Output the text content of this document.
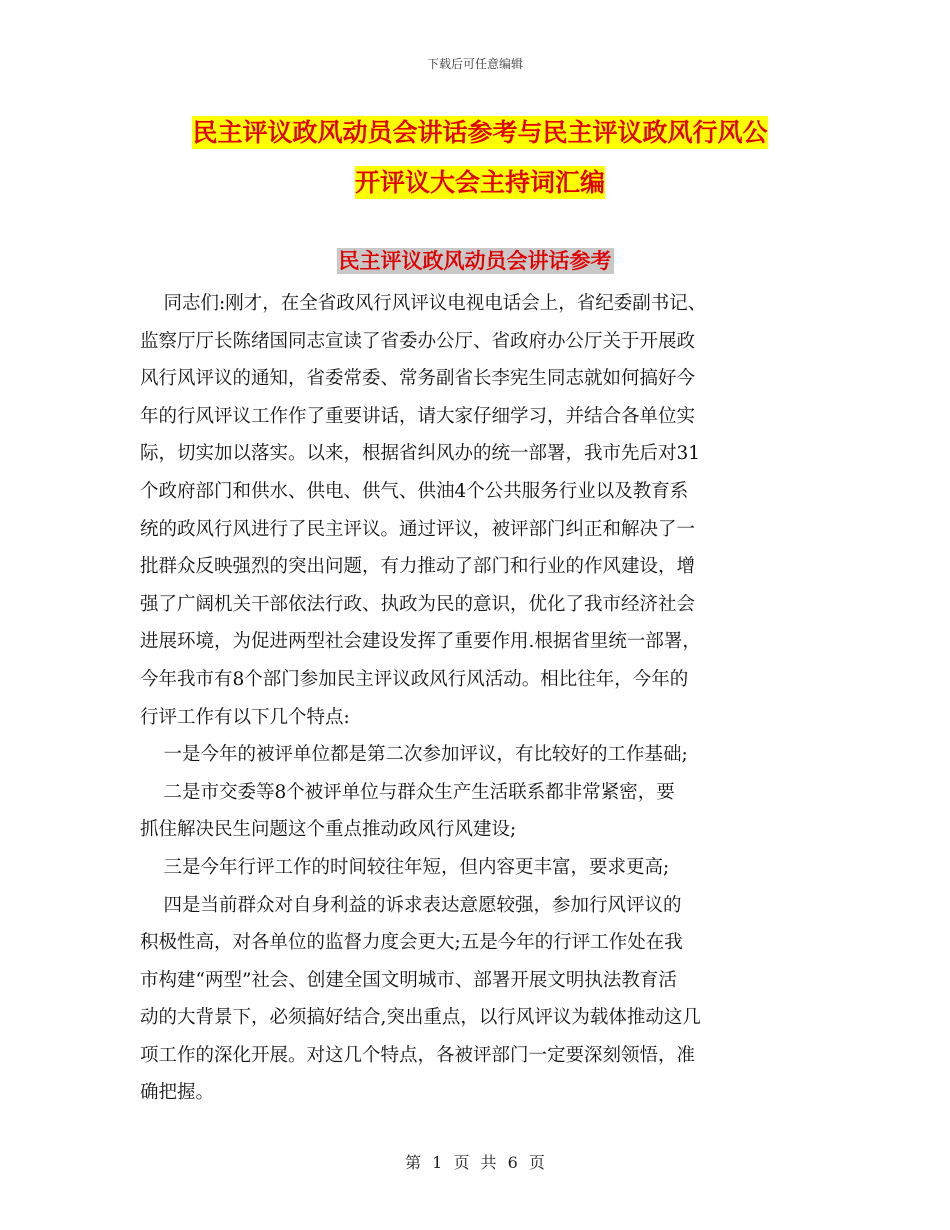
下载后可任意编辑
民主评议政风动员会讲话参考与民主评议政风行风公
开评议大会主持词汇编
民主评议政风动员会讲话参考
同志们:刚才，在全省政风行风评议电视电话会上，省纪委副书记、
监察厅厅长陈绪国同志宣读了省委办公厅、省政府办公厅关于开展政
风行风评议的通知，省委常委、常务副省长李宪生同志就如何搞好今
年的行风评议工作作了重要讲话，请大家仔细学习，并结合各单位实
际，切实加以落实。以来，根据省纠风办的统一部署，我市先后对31
个政府部门和供水、供电、供气、供油4个公共服务行业以及教育系
统的政风行风进行了民主评议。通过评议，被评部门纠正和解决了一
批群众反映强烈的突出问题，有力推动了部门和行业的作风建设，增
强了广阔机关干部依法行政、执政为民的意识，优化了我市经济社会
进展环境，为促进两型社会建设发挥了重要作用.根据省里统一部署，
今年我市有8个部门参加民主评议政风行风活动。相比往年，今年的
行评工作有以下几个特点:
一是今年的被评单位都是第二次参加评议，有比较好的工作基础;
二是市交委等8个被评单位与群众生产生活联系都非常紧密，要
抓住解决民生问题这个重点推动政风行风建设;
三是今年行评工作的时间较往年短，但内容更丰富，要求更高;
四是当前群众对自身利益的诉求表达意愿较强，参加行风评议的
积极性高，对各单位的监督力度会更大;五是今年的行评工作处在我
市构建“两型”社会、创建全国文明城市、部署开展文明执法教育活
动的大背景下，必须搞好结合,突出重点，以行风评议为载体推动这几
项工作的深化开展。对这几个特点，各被评部门一定要深刻领悟，准
确把握。
第 1 页 共 6 页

» **Given request**
Write out all the entries word for word, but skip any images.

» **Task answer**
Output the text content of this document.
下载后可任意编辑
民主评议政风动员会讲话参考与民主评议政风行风公
开评议大会主持词汇编
民主评议政风动员会讲话参考
同志们:刚才，在全省政风行风评议电视电话会上，省纪委副书记、
监察厅厅长陈绪国同志宣读了省委办公厅、省政府办公厅关于开展政
风行风评议的通知，省委常委、常务副省长李宪生同志就如何搞好今
年的行风评议工作作了重要讲话，请大家仔细学习，并结合各单位实
际，切实加以落实。以来，根据省纠风办的统一部署，我市先后对31
个政府部门和供水、供电、供气、供油4个公共服务行业以及教育系
统的政风行风进行了民主评议。通过评议，被评部门纠正和解决了一
批群众反映强烈的突出问题，有力推动了部门和行业的作风建设，增
强了广阔机关干部依法行政、执政为民的意识，优化了我市经济社会
进展环境，为促进两型社会建设发挥了重要作用.根据省里统一部署，
今年我市有8个部门参加民主评议政风行风活动。相比往年，今年的
行评工作有以下几个特点:
一是今年的被评单位都是第二次参加评议，有比较好的工作基础;
二是市交委等8个被评单位与群众生产生活联系都非常紧密，要
抓住解决民生问题这个重点推动政风行风建设;
三是今年行评工作的时间较往年短，但内容更丰富，要求更高;
四是当前群众对自身利益的诉求表达意愿较强，参加行风评议的
积极性高，对各单位的监督力度会更大;五是今年的行评工作处在我
市构建“两型”社会、创建全国文明城市、部署开展文明执法教育活
动的大背景下，必须搞好结合,突出重点，以行风评议为载体推动这几
项工作的深化开展。对这几个特点，各被评部门一定要深刻领悟，准
确把握。
第 1 页 共 6 页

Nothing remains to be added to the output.